▸ **WHAT YOU HAVE TO DO**
Output the material exactly, but drop every image it holds.

======== GIVEN INFORMATION ========

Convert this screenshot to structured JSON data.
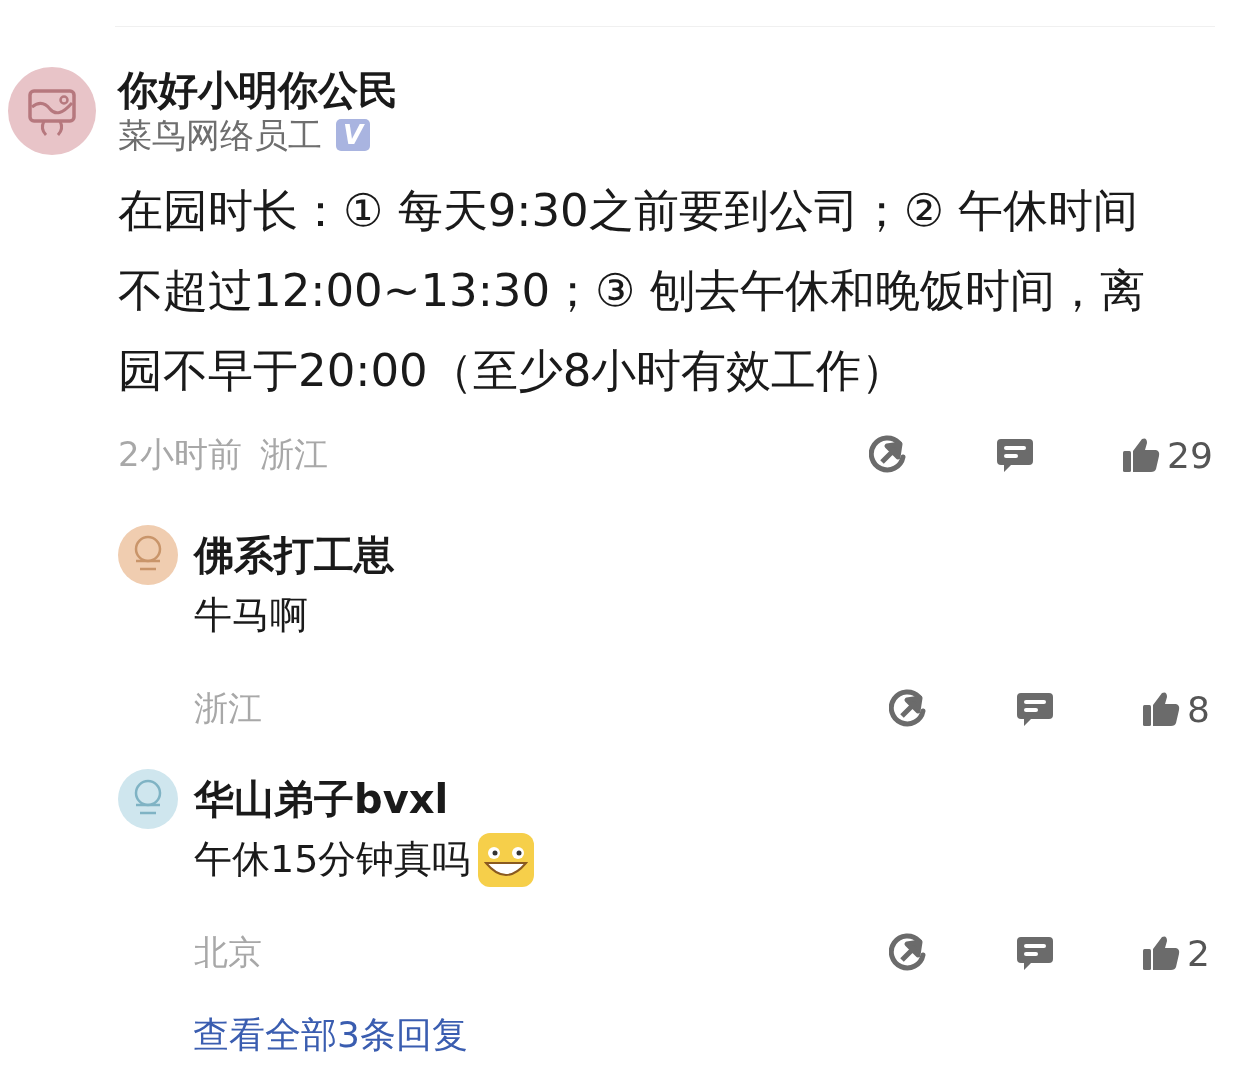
{
  "comment": {
    "author": "你好小明你公民",
    "color": "#e8c4c8",
    "subtitle": "菜鸟网络员工",
    "verified_badge": "V",
    "body": "在园时长：① 每天9:30之前要到公司；② 午休时间不超过12:00~13:30；③ 刨去午休和晚饭时间，离园不早于20:00（至少8小时有效工作）",
    "time": "2小时前",
    "location": "浙江",
    "likes": "29"
  },
  "replies": [
    {
      "author": "佛系打工崽",
      "color": "#f0cdb0",
      "text": "牛马啊",
      "sticker": false,
      "location": "浙江",
      "likes": "8"
    },
    {
      "author": "华山弟子bvxl",
      "color": "#cfe6ee",
      "text": "午休15分钟真吗",
      "sticker": true,
      "location": "北京",
      "likes": "2"
    }
  ],
  "view_all_link": "查看全部3条回复"
}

========

▸ **FINAL RESULT**
Convert this screenshot to structured JSON data.
{
  "comment": {
    "author": "你好小明你公民",
    "color": "#e8c4c8",
    "subtitle": "菜鸟网络员工",
    "verified_badge": "V",
    "body": "在园时长：① 每天9:30之前要到公司；② 午休时间不超过12:00~13:30；③ 刨去午休和晚饭时间，离园不早于20:00（至少8小时有效工作）",
    "time": "2小时前",
    "location": "浙江",
    "likes": "29"
  },
  "replies": [
    {
      "author": "佛系打工崽",
      "color": "#f0cdb0",
      "text": "牛马啊",
      "sticker": false,
      "location": "浙江",
      "likes": "8"
    },
    {
      "author": "华山弟子bvxl",
      "color": "#cfe6ee",
      "text": "午休15分钟真吗",
      "sticker": true,
      "location": "北京",
      "likes": "2"
    }
  ],
  "view_all_link": "查看全部3条回复"
}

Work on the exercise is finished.